- _Dataset entries_
-- Start --

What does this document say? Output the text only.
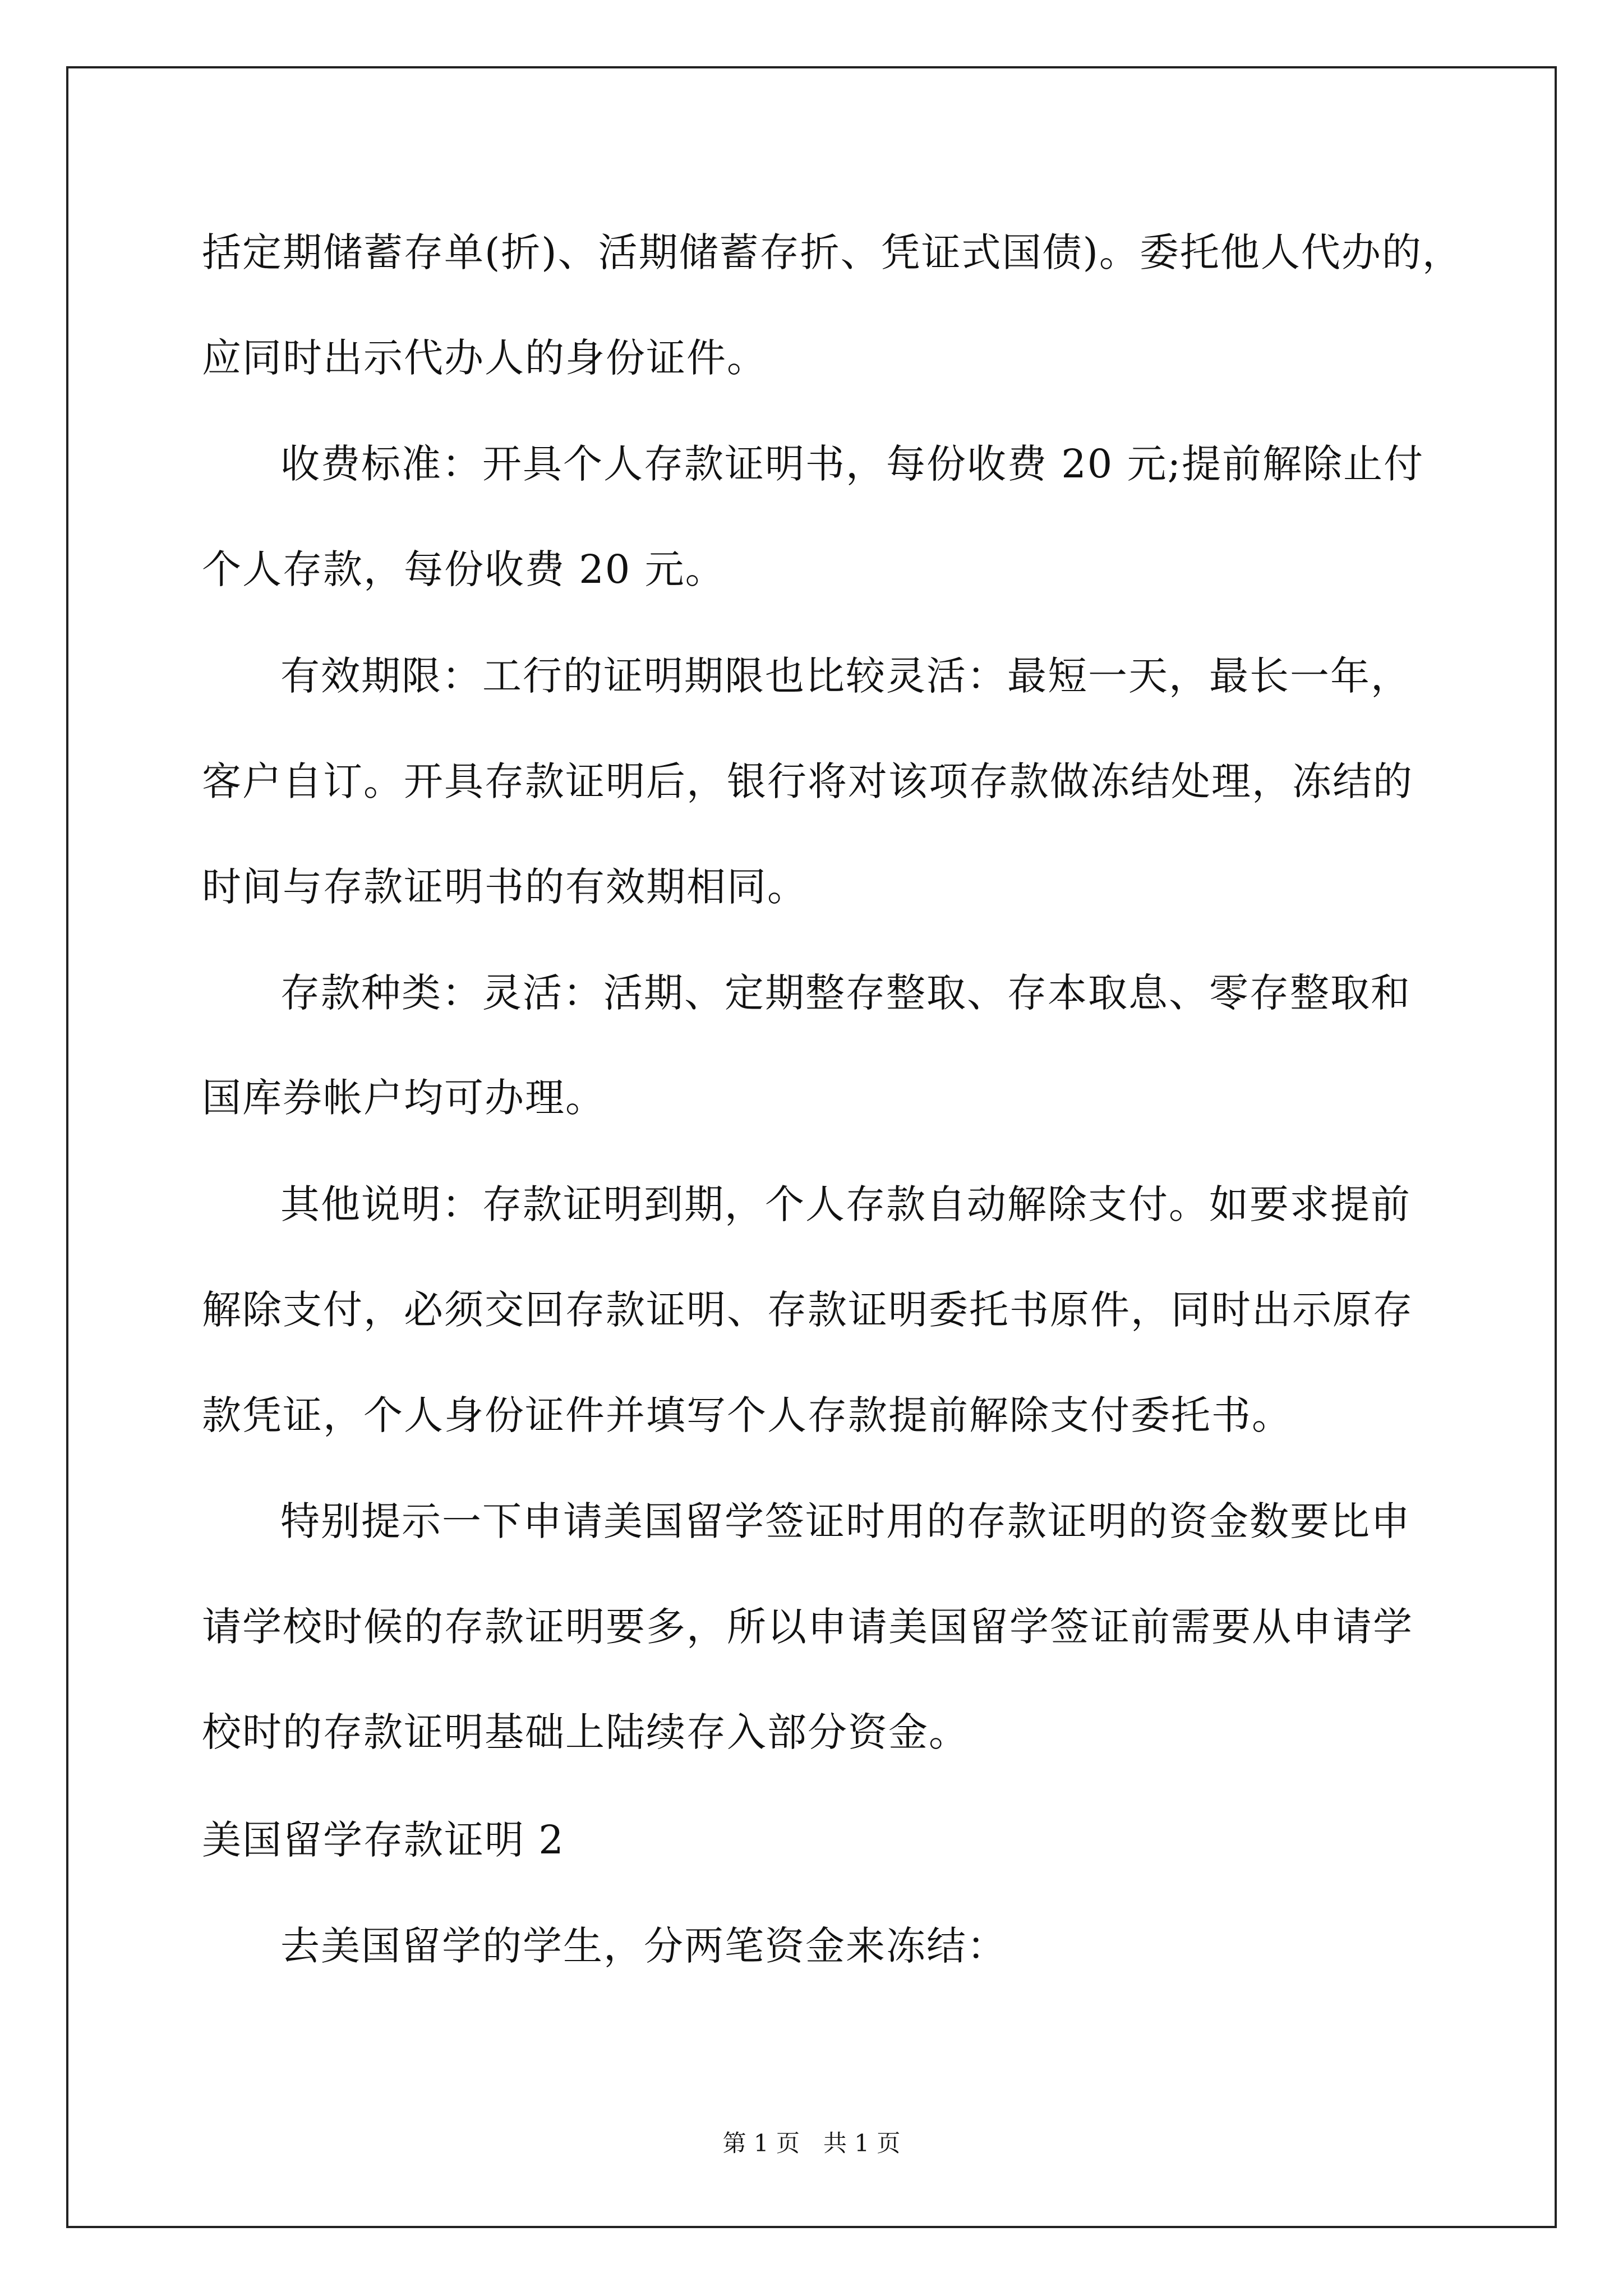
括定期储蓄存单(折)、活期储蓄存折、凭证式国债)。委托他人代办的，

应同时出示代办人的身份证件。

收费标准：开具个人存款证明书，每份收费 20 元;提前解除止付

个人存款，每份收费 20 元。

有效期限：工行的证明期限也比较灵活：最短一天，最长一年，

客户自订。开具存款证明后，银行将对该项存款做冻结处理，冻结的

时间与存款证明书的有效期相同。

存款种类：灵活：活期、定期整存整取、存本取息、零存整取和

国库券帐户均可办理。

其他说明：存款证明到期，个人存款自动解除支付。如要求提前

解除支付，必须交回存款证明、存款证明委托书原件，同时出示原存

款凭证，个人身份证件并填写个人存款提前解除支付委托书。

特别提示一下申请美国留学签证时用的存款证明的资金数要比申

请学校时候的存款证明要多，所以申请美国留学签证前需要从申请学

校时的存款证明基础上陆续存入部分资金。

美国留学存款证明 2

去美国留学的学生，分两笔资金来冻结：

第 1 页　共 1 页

-- End --
-- Start --

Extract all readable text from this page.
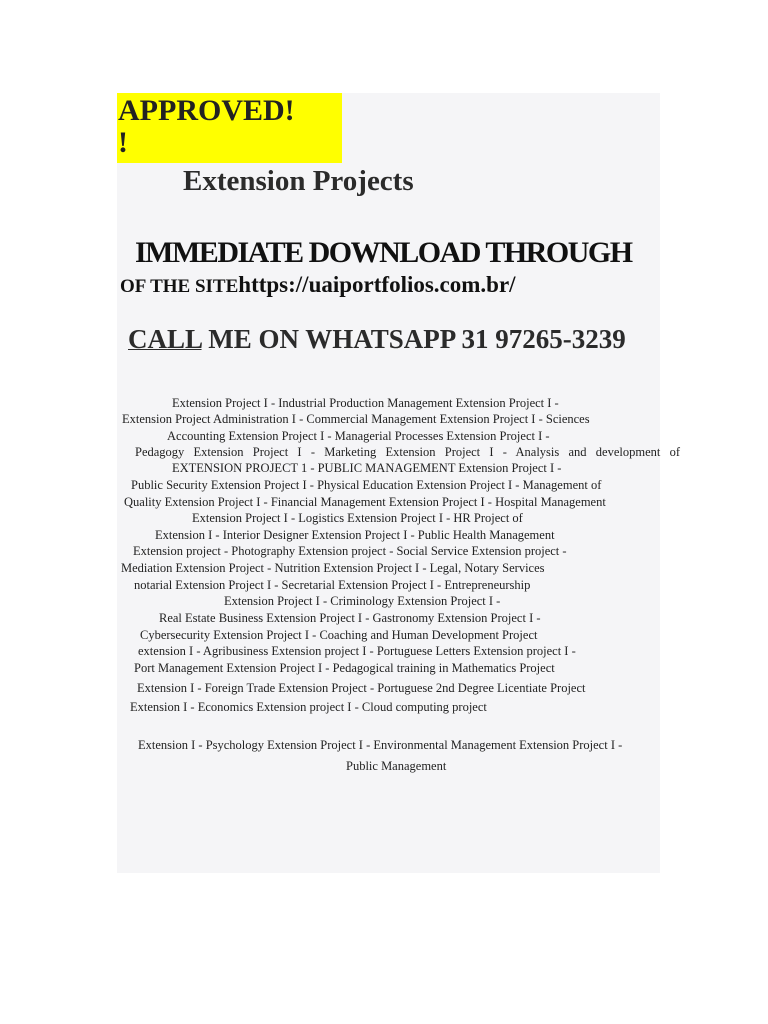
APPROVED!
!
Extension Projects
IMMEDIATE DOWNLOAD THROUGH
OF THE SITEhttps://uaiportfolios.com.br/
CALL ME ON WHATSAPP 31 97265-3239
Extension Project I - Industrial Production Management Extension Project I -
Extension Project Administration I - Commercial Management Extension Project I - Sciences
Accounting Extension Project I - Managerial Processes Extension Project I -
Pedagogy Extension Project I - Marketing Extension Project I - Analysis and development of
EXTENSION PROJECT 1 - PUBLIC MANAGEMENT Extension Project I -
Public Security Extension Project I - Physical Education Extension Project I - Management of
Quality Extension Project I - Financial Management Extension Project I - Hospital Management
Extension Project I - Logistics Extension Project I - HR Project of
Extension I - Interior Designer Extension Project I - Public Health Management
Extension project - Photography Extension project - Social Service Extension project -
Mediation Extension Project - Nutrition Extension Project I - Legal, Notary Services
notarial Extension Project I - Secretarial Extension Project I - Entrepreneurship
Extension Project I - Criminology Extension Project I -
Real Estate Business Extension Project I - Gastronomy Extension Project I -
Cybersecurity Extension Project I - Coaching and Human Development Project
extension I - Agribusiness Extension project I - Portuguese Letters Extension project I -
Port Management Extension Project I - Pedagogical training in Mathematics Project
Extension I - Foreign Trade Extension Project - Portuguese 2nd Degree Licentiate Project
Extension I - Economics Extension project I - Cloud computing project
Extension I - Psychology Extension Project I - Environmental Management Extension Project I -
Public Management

-- End --
-- Start --

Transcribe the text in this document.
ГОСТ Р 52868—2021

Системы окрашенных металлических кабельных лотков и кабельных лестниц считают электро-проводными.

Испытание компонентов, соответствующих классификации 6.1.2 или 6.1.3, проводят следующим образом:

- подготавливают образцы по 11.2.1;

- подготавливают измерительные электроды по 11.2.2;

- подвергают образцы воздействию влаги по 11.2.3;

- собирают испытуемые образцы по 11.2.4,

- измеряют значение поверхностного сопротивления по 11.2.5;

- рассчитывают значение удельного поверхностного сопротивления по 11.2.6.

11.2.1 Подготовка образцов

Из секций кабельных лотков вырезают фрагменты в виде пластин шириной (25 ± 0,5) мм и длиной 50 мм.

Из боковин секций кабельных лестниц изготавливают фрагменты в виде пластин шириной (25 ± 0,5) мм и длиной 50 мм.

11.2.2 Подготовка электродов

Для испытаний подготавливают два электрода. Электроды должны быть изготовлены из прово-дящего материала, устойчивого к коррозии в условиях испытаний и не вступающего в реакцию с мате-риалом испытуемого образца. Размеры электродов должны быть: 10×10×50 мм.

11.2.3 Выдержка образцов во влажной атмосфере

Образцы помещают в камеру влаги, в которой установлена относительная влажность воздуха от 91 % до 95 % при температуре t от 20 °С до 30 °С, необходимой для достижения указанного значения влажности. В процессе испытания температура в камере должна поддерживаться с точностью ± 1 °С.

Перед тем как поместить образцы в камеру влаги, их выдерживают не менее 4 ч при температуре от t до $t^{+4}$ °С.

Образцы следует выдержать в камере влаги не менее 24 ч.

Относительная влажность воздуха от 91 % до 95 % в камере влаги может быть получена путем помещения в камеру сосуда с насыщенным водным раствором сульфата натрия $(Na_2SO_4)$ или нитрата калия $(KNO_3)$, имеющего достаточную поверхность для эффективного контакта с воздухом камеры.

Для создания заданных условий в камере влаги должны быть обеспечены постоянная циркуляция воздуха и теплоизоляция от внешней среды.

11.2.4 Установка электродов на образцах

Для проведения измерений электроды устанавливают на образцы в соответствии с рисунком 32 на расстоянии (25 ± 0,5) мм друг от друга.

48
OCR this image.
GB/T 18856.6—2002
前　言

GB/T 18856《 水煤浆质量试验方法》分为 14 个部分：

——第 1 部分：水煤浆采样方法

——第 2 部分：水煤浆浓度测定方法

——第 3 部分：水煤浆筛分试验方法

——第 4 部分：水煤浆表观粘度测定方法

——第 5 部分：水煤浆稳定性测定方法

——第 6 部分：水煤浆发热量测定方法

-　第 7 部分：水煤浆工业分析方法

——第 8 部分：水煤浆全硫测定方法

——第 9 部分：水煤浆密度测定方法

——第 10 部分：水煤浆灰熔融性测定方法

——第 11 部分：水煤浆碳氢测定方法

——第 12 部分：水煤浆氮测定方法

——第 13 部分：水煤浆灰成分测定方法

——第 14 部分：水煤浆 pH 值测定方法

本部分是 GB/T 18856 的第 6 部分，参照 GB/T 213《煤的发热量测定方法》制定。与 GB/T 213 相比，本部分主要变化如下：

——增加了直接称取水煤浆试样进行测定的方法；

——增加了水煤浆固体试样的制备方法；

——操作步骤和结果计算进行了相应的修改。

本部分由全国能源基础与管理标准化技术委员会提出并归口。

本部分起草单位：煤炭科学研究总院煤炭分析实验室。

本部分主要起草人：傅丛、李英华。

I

-- End --

- _Exercise requirements_
Check each line of the records for the word "лестниц" and extract those that contain it.

- _Solution_
Системы окрашенных металлических кабельных лотков и кабельных лестниц считают электро-проводными.
Из боковин секций кабельных лестниц изготавливают фрагменты в виде пластин шириной (25 ± 0,5) мм и длиной 50 мм.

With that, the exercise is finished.